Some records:
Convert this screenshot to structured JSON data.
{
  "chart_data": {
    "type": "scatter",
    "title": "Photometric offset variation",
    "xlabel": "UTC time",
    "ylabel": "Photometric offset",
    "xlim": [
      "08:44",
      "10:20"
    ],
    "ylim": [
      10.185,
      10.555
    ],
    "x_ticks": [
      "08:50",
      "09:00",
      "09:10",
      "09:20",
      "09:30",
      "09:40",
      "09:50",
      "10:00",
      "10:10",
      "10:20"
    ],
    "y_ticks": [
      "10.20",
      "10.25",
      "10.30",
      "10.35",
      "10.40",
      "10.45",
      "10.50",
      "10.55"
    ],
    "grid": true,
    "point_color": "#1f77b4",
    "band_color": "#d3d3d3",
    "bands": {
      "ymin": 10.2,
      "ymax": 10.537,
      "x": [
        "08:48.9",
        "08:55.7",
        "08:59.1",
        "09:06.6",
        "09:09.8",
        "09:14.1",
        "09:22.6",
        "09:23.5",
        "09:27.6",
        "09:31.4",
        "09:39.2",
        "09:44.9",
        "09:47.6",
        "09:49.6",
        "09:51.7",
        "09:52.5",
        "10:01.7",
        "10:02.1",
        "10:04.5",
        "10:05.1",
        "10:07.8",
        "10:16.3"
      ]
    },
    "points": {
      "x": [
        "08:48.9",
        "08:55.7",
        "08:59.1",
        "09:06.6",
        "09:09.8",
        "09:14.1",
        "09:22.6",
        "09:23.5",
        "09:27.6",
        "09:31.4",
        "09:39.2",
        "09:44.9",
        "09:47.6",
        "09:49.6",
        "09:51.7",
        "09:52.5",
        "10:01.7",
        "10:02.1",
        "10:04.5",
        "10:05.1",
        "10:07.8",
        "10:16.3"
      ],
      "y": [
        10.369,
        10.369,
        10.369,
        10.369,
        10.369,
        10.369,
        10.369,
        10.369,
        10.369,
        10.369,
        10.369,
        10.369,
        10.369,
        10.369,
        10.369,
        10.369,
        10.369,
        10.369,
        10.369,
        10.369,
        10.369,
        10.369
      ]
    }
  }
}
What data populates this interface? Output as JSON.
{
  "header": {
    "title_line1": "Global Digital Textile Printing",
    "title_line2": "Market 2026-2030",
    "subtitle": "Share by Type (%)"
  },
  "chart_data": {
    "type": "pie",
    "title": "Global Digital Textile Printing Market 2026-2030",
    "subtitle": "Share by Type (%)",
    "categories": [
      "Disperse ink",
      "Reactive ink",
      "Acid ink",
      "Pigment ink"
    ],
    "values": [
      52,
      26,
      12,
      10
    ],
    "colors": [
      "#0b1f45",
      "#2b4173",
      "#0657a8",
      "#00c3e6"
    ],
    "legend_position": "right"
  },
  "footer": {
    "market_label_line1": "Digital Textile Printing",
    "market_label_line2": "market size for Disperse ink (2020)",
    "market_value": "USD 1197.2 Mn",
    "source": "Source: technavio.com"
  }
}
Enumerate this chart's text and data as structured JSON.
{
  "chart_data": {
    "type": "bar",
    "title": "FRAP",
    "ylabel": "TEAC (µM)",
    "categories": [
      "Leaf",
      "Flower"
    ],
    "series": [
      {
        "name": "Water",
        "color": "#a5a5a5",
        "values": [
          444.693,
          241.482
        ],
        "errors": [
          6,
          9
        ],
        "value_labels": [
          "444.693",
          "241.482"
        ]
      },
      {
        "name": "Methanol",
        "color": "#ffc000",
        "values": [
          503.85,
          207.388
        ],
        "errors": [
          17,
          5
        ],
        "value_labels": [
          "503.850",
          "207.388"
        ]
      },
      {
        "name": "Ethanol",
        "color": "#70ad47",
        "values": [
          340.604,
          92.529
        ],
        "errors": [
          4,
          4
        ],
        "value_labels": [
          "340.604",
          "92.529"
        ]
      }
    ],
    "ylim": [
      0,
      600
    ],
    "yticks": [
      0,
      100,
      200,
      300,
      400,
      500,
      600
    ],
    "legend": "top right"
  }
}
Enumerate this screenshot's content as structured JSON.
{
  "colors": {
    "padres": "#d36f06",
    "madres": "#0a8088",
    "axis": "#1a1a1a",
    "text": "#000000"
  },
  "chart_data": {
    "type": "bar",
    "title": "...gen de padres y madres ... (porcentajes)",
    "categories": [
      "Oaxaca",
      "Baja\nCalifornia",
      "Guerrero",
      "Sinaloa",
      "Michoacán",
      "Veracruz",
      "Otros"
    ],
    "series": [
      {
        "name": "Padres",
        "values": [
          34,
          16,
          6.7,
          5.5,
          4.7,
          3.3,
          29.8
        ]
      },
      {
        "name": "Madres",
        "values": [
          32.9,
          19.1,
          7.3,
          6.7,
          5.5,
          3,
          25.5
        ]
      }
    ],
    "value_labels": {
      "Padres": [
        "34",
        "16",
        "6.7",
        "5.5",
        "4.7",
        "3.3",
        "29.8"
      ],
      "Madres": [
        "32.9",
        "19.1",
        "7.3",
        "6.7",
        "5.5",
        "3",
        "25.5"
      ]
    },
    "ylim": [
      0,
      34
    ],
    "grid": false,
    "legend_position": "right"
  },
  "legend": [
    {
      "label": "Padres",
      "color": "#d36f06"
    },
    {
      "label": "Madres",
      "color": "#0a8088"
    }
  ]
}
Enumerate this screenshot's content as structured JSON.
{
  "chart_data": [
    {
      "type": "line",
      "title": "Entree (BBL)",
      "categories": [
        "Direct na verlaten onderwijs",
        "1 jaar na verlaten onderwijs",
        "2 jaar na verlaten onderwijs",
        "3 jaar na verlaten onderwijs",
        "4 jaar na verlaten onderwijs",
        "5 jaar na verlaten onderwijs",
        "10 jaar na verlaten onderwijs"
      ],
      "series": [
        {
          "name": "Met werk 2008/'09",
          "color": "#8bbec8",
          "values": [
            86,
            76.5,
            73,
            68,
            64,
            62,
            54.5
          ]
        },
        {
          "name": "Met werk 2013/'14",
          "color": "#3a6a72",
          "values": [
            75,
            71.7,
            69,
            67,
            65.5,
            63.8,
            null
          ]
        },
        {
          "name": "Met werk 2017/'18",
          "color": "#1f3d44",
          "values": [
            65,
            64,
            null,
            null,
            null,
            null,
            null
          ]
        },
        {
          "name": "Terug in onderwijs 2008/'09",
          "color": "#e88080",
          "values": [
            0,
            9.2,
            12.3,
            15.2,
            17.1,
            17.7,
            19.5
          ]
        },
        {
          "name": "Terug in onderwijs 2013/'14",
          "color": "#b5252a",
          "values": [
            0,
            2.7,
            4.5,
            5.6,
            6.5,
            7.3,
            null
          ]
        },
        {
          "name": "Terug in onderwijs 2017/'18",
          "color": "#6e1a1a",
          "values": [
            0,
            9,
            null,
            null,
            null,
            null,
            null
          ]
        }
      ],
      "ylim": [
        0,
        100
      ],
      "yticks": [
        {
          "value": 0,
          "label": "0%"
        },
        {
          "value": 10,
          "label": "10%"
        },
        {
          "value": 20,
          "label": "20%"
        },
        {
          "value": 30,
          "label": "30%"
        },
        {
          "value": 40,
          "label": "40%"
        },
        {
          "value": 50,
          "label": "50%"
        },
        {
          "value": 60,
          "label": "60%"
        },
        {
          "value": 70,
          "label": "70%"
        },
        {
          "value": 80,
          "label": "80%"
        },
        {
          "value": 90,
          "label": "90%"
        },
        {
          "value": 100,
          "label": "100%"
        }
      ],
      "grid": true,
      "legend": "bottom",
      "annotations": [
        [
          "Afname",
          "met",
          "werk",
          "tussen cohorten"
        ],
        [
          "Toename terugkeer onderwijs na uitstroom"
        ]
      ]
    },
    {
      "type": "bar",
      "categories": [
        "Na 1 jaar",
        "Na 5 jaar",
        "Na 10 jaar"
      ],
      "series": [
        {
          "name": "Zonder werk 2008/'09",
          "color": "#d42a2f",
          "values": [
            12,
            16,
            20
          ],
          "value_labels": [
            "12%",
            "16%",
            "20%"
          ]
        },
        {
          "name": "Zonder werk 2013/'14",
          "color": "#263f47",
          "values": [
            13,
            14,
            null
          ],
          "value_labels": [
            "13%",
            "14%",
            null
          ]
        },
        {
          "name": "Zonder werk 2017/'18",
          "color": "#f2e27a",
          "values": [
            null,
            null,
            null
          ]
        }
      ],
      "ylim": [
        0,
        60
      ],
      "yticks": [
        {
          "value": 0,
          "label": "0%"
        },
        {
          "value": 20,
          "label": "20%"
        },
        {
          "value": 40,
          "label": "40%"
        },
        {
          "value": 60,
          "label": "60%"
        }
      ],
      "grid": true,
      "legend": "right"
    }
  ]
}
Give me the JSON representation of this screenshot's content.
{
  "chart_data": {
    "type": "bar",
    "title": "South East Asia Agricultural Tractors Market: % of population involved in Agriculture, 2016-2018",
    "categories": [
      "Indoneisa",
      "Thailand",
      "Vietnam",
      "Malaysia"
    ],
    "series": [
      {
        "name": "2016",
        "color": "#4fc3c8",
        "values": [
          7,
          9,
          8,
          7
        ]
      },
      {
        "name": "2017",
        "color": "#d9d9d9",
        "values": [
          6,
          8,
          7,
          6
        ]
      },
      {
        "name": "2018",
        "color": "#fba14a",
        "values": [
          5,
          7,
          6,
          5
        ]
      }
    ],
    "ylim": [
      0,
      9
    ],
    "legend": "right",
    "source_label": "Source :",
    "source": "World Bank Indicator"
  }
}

Task statement:
List each line holding the string "right".

Final result:
    "legend_position": "right"
    "legend": "top right"
    "legend_position": "right"
      "legend": "right"
    "legend": "right",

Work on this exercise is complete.